_Requirement:_ Count the lines in the records below that contain the word "actualización", and reply with only that number.

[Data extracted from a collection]

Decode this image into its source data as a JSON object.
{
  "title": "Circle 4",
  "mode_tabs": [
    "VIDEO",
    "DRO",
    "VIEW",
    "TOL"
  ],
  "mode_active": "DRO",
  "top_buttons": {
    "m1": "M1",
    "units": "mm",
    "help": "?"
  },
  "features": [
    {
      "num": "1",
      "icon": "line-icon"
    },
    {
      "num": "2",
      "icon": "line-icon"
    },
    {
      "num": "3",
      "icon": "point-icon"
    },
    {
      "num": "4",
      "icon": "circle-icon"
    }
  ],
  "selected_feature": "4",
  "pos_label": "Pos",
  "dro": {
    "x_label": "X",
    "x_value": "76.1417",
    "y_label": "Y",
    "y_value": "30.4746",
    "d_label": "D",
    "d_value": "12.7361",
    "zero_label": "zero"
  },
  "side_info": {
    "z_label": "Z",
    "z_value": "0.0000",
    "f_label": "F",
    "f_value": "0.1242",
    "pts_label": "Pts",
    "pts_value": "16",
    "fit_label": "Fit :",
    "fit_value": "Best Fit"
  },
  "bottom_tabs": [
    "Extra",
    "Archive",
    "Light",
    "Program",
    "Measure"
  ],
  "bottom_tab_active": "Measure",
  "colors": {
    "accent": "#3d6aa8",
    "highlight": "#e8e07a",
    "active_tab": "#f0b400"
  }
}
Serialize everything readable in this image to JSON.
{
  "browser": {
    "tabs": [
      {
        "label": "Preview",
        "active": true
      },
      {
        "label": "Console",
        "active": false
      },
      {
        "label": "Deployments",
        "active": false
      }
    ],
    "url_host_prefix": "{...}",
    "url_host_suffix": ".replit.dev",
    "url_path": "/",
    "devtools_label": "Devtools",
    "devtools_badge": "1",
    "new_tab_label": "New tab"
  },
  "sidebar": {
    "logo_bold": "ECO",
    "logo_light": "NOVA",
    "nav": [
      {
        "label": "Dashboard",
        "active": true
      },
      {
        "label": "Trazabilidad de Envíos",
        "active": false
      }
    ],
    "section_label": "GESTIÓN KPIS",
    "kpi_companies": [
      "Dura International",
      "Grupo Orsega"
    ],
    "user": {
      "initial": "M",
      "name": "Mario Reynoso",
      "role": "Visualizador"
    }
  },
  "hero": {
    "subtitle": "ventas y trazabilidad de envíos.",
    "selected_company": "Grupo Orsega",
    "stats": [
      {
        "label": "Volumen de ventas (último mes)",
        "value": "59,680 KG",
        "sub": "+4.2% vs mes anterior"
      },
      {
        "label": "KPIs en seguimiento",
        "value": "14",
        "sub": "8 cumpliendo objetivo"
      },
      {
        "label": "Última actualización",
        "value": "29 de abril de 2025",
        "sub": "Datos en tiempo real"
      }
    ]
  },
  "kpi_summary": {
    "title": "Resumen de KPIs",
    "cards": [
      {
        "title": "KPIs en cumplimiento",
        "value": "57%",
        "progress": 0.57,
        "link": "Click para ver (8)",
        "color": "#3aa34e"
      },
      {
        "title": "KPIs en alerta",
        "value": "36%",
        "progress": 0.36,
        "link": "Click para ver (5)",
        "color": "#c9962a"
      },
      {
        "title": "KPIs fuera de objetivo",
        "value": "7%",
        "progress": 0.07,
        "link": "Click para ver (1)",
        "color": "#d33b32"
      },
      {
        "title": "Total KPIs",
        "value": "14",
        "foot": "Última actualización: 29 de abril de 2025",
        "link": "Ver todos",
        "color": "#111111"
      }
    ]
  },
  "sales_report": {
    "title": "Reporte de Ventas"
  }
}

_Reply:_ 2